• Task statement: Below are the records; reproduce all of them exactly but without any images.

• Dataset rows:
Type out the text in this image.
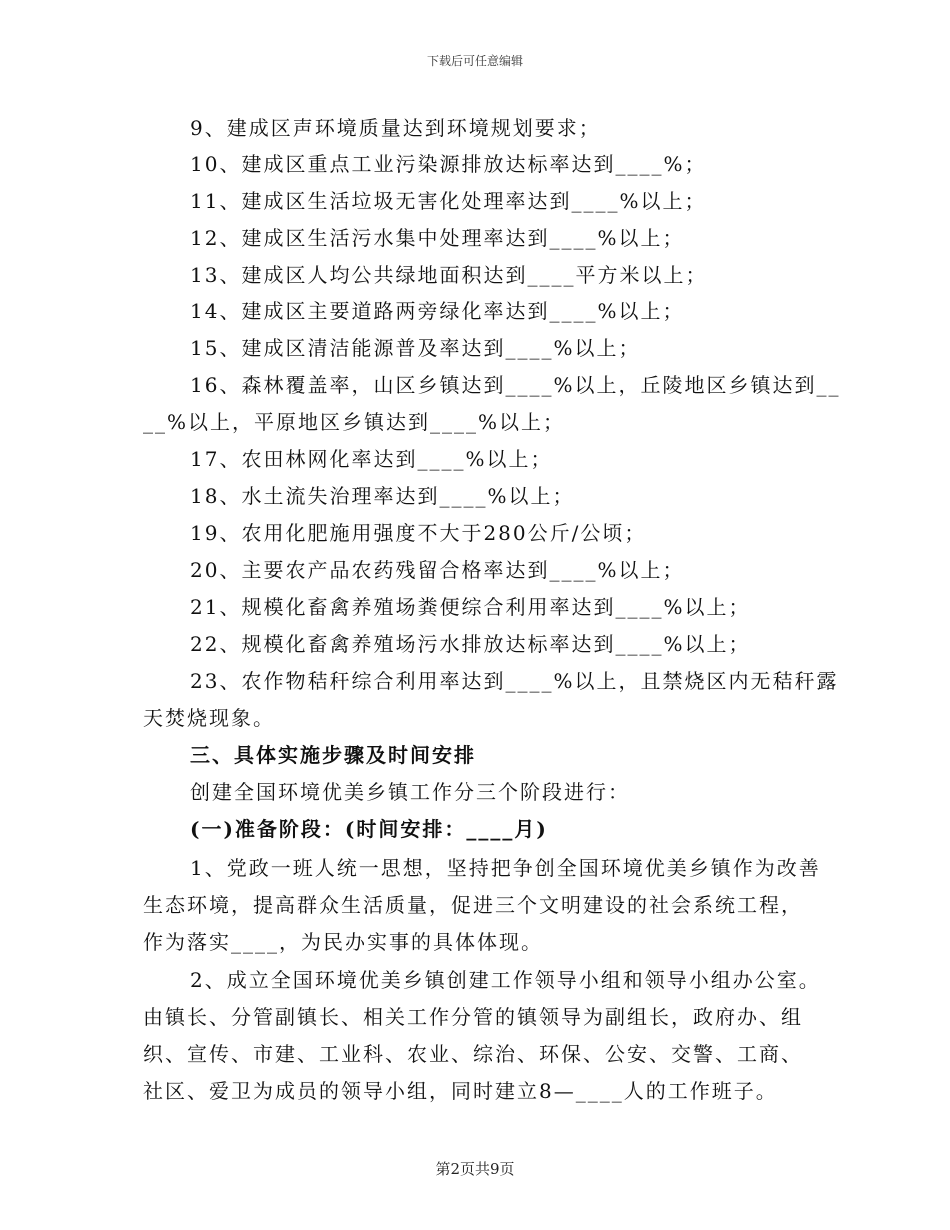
下载后可任意编辑
9、建成区声环境质量达到环境规划要求；
10、建成区重点工业污染源排放达标率达到____%；
11、建成区生活垃圾无害化处理率达到____%以上；
12、建成区生活污水集中处理率达到____%以上；
13、建成区人均公共绿地面积达到____平方米以上；
14、建成区主要道路两旁绿化率达到____%以上；
15、建成区清洁能源普及率达到____%以上；
16、森林覆盖率，山区乡镇达到____%以上，丘陵地区乡镇达到__
__%以上，平原地区乡镇达到____%以上；
17、农田林网化率达到____%以上；
18、水土流失治理率达到____%以上；
19、农用化肥施用强度不大于280公斤/公顷；
20、主要农产品农药残留合格率达到____%以上；
21、规模化畜禽养殖场粪便综合利用率达到____%以上；
22、规模化畜禽养殖场污水排放达标率达到____%以上；
23、农作物秸秆综合利用率达到____%以上，且禁烧区内无秸秆露
天焚烧现象。
三、具体实施步骤及时间安排
创建全国环境优美乡镇工作分三个阶段进行：
(一)准备阶段：(时间安排：____月)
1、党政一班人统一思想，坚持把争创全国环境优美乡镇作为改善
生态环境，提高群众生活质量，促进三个文明建设的社会系统工程，
作为落实____，为民办实事的具体体现。
2、成立全国环境优美乡镇创建工作领导小组和领导小组办公室。
由镇长、分管副镇长、相关工作分管的镇领导为副组长，政府办、组
织、宣传、市建、工业科、农业、综治、环保、公安、交警、工商、
社区、爱卫为成员的领导小组，同时建立8—____人的工作班子。
第2页共9页
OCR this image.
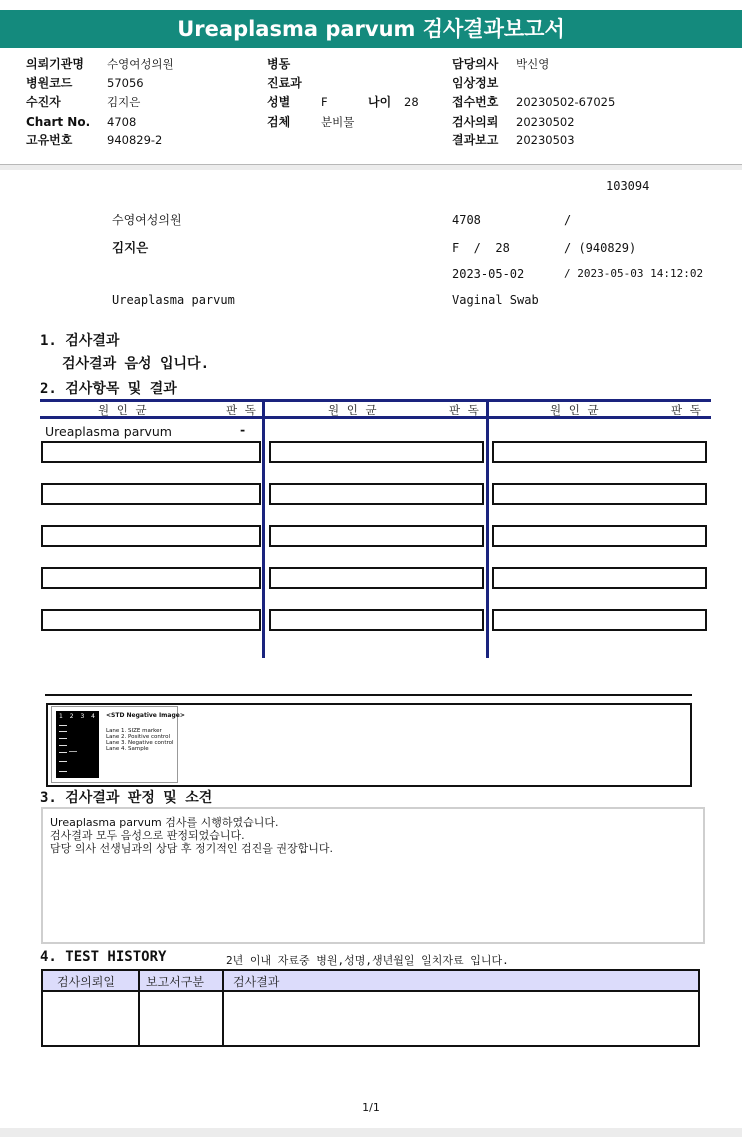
Ureaplasma parvum 검사결과보고서
의뢰기관명 수영여성의원
병원코드	57056
수진자	김지은
Chart No. 4708
고유번호	940829-2
병동
진료과
성별	F	나이 28
검체	분비물
담당의사 박신영
임상정보
접수번호 20230502-67025
검사의뢰 20230502
결과보고 20230503
103094
수영여성의원	4708	/
김지은	F  /  28	/ (940829)
2023-05-02	/ 2023-05-03 14:12:02
Ureaplasma parvum	Vaginal Swab
1. 검사결과
검사결과 음성 입니다.
2. 검사항목 및 결과
원 인 균	판 독	원 인 균	판 독	원 인 균	판 독
Ureaplasma parvum	-
1 2 3 4 <STD Negative Image>
Lane 1. SIZE marker
Lane 2. Positive control
Lane 3. Negative control
Lane 4. Sample
3. 검사결과 판정 및 소견
Ureaplasma parvum 검사를 시행하였습니다.
검사결과 모두 음성으로 판정되었습니다.
담당 의사 선생님과의 상담 후 정기적인 검진을 권장합니다.
4. TEST HISTORY	2년 이내 자료중 병원,성명,생년월일 일치자료 입니다.
검사의뢰일	보고서구분 검사결과
1/1
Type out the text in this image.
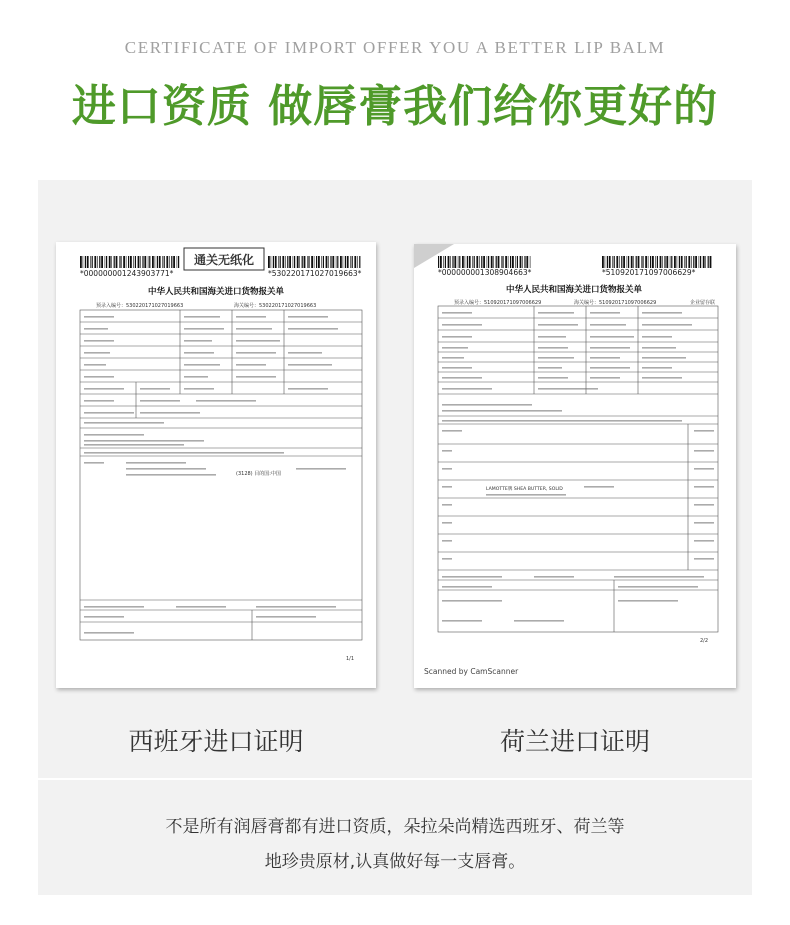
CERTIFICATE OF IMPORT OFFER YOU A BETTER LIP BALM
进口资质 做唇膏我们给你更好的
*000000001243903771*
通关无纸化
*530220171027019663*
中华人民共和国海关进口货物报关单
预录入编号：530220171027019663	海关编号：530220171027019663
(3128) 目的国:中国
1/1
*000000001308904663*	*510920171097006629*
中华人民共和国海关进口货物报关单
预录入编号：510920171097006629	海关编号：510920171097006629	企业留存联
LAMOTTE牌 SHEA BUTTER, SOLID
2/2
Scanned by CamScanner
西班牙进口证明	荷兰进口证明
不是所有润唇膏都有进口资质，朵拉朵尚精选西班牙、荷兰等
地珍贵原材,认真做好每一支唇膏。
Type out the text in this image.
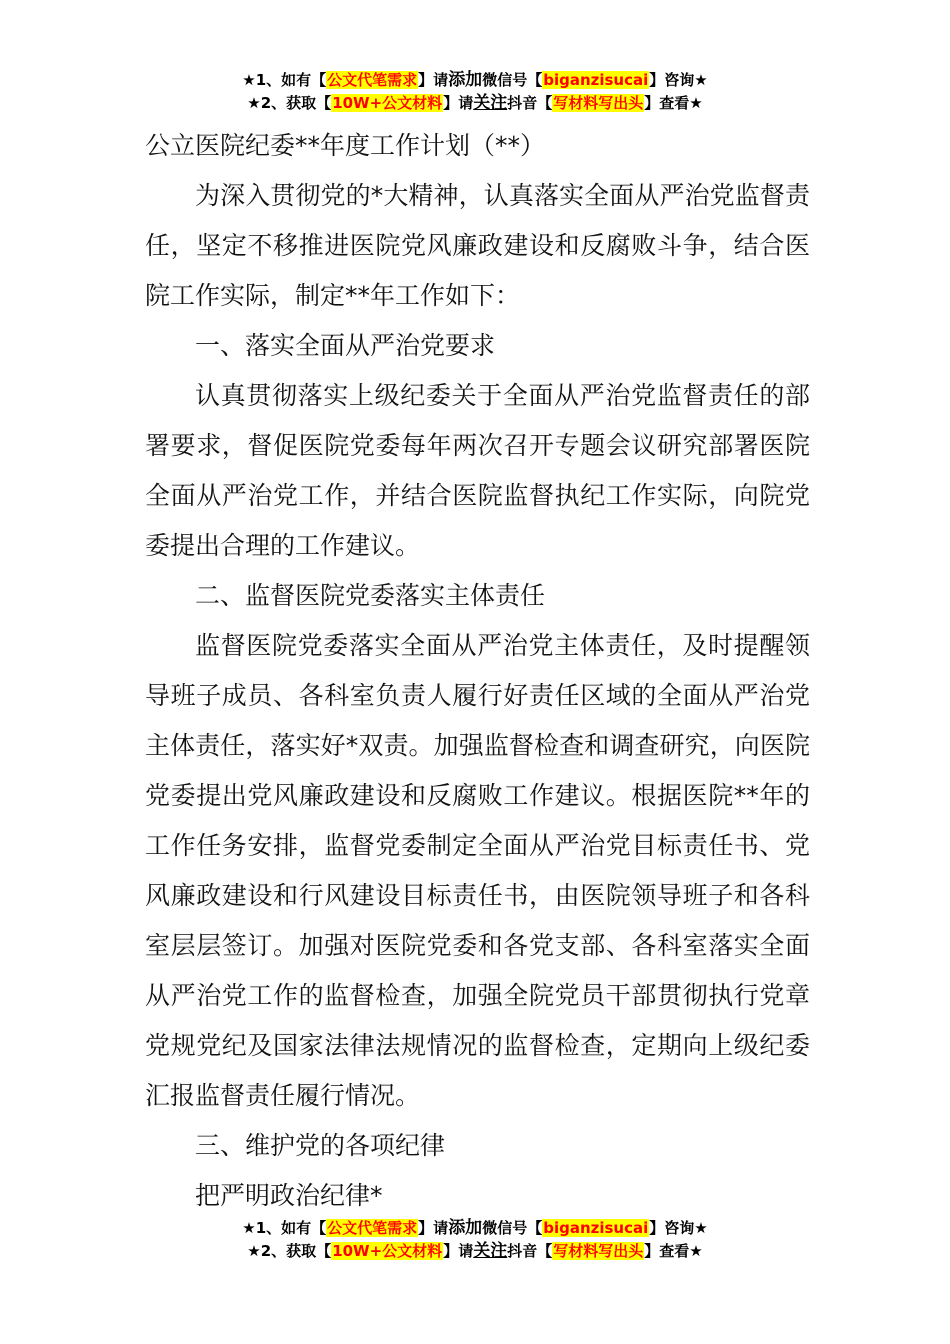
★1、如有【公文代笔需求】请添加微信号【biganzisucai】咨询★
★2、获取【10W+公文材料】请关注抖音【写材料写出头】查看★

公立医院纪委**年度工作计划（**）

为深入贯彻党的*大精神，认真落实全面从严治党监督责任，坚定不移推进医院党风廉政建设和反腐败斗争，结合医院工作实际，制定**年工作如下：

一、落实全面从严治党要求

认真贯彻落实上级纪委关于全面从严治党监督责任的部署要求，督促医院党委每年两次召开专题会议研究部署医院全面从严治党工作，并结合医院监督执纪工作实际，向院党委提出合理的工作建议。

二、监督医院党委落实主体责任

监督医院党委落实全面从严治党主体责任，及时提醒领导班子成员、各科室负责人履行好责任区域的全面从严治党主体责任，落实好*双责。加强监督检查和调查研究，向医院党委提出党风廉政建设和反腐败工作建议。根据医院**年的工作任务安排，监督党委制定全面从严治党目标责任书、党风廉政建设和行风建设目标责任书，由医院领导班子和各科室层层签订。加强对医院党委和各党支部、各科室落实全面从严治党工作的监督检查，加强全院党员干部贯彻执行党章党规党纪及国家法律法规情况的监督检查，定期向上级纪委汇报监督责任履行情况。

三、维护党的各项纪律

把严明政治纪律*

★1、如有【公文代笔需求】请添加微信号【biganzisucai】咨询★
★2、获取【10W+公文材料】请关注抖音【写材料写出头】查看★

• Completed exercise:
Type out the text in this image.
下载后可任意编辑
9、建成区声环境质量达到环境规划要求；
10、建成区重点工业污染源排放达标率达到____%；
11、建成区生活垃圾无害化处理率达到____%以上；
12、建成区生活污水集中处理率达到____%以上；
13、建成区人均公共绿地面积达到____平方米以上；
14、建成区主要道路两旁绿化率达到____%以上；
15、建成区清洁能源普及率达到____%以上；
16、森林覆盖率，山区乡镇达到____%以上，丘陵地区乡镇达到__
__%以上，平原地区乡镇达到____%以上；
17、农田林网化率达到____%以上；
18、水土流失治理率达到____%以上；
19、农用化肥施用强度不大于280公斤/公顷；
20、主要农产品农药残留合格率达到____%以上；
21、规模化畜禽养殖场粪便综合利用率达到____%以上；
22、规模化畜禽养殖场污水排放达标率达到____%以上；
23、农作物秸秆综合利用率达到____%以上，且禁烧区内无秸秆露
天焚烧现象。
三、具体实施步骤及时间安排
创建全国环境优美乡镇工作分三个阶段进行：
(一)准备阶段：(时间安排：____月)
1、党政一班人统一思想，坚持把争创全国环境优美乡镇作为改善
生态环境，提高群众生活质量，促进三个文明建设的社会系统工程，
作为落实____，为民办实事的具体体现。
2、成立全国环境优美乡镇创建工作领导小组和领导小组办公室。
由镇长、分管副镇长、相关工作分管的镇领导为副组长，政府办、组
织、宣传、市建、工业科、农业、综治、环保、公安、交警、工商、
社区、爱卫为成员的领导小组，同时建立8—____人的工作班子。
第2页共9页
OCR this image.
Ureaplasma parvum 검사결과보고서
의뢰기관명 수영여성의원
병원코드	57056
수진자	김지은
Chart No. 4708
고유번호	940829-2
병동
진료과
성별	F	나이 28
검체	분비물
담당의사 박신영
임상정보
접수번호 20230502-67025
검사의뢰 20230502
결과보고 20230503
103094
수영여성의원	4708	/
김지은	F  /  28	/ (940829)
2023-05-02	/ 2023-05-03 14:12:02
Ureaplasma parvum	Vaginal Swab
1. 검사결과
검사결과 음성 입니다.
2. 검사항목 및 결과
원 인 균	판 독	원 인 균	판 독	원 인 균	판 독
Ureaplasma parvum	-
1 2 3 4 <STD Negative Image>
Lane 1. SIZE marker
Lane 2. Positive control
Lane 3. Negative control
Lane 4. Sample
3. 검사결과 판정 및 소견
Ureaplasma parvum 검사를 시행하였습니다.
검사결과 모두 음성으로 판정되었습니다.
담당 의사 선생님과의 상담 후 정기적인 검진을 권장합니다.
4. TEST HISTORY	2년 이내 자료중 병원,성명,생년월일 일치자료 입니다.
검사의뢰일	보고서구분 검사결과
1/1
Type out the text in this image.
CERTIFICATE OF IMPORT OFFER YOU A BETTER LIP BALM
进口资质 做唇膏我们给你更好的
*000000001243903771*
通关无纸化
*530220171027019663*
中华人民共和国海关进口货物报关单
预录入编号：530220171027019663	海关编号：530220171027019663
(3128) 目的国:中国
1/1
*000000001308904663*	*510920171097006629*
中华人民共和国海关进口货物报关单
预录入编号：510920171097006629	海关编号：510920171097006629	企业留存联
LAMOTTE牌 SHEA BUTTER, SOLID
2/2
Scanned by CamScanner
西班牙进口证明	荷兰进口证明
不是所有润唇膏都有进口资质，朵拉朵尚精选西班牙、荷兰等
地珍贵原材,认真做好每一支唇膏。
Type out the text in this image.
★1、如有【公文代笔需求】请添加微信号【biganzisucai】咨询★
★2、获取【10W+公文材料】请关注抖音【写材料写出头】查看★

公立医院纪委**年度工作计划（**）

为深入贯彻党的*大精神，认真落实全面从严治党监督责任，坚定不移推进医院党风廉政建设和反腐败斗争，结合医院工作实际，制定**年工作如下：

一、落实全面从严治党要求

认真贯彻落实上级纪委关于全面从严治党监督责任的部署要求，督促医院党委每年两次召开专题会议研究部署医院全面从严治党工作，并结合医院监督执纪工作实际，向院党委提出合理的工作建议。

二、监督医院党委落实主体责任

监督医院党委落实全面从严治党主体责任，及时提醒领导班子成员、各科室负责人履行好责任区域的全面从严治党主体责任，落实好*双责。加强监督检查和调查研究，向医院党委提出党风廉政建设和反腐败工作建议。根据医院**年的工作任务安排，监督党委制定全面从严治党目标责任书、党风廉政建设和行风建设目标责任书，由医院领导班子和各科室层层签订。加强对医院党委和各党支部、各科室落实全面从严治党工作的监督检查，加强全院党员干部贯彻执行党章党规党纪及国家法律法规情况的监督检查，定期向上级纪委汇报监督责任履行情况。

三、维护党的各项纪律

把严明政治纪律*

★1、如有【公文代笔需求】请添加微信号【biganzisucai】咨询★
★2、获取【10W+公文材料】请关注抖音【写材料写出头】查看★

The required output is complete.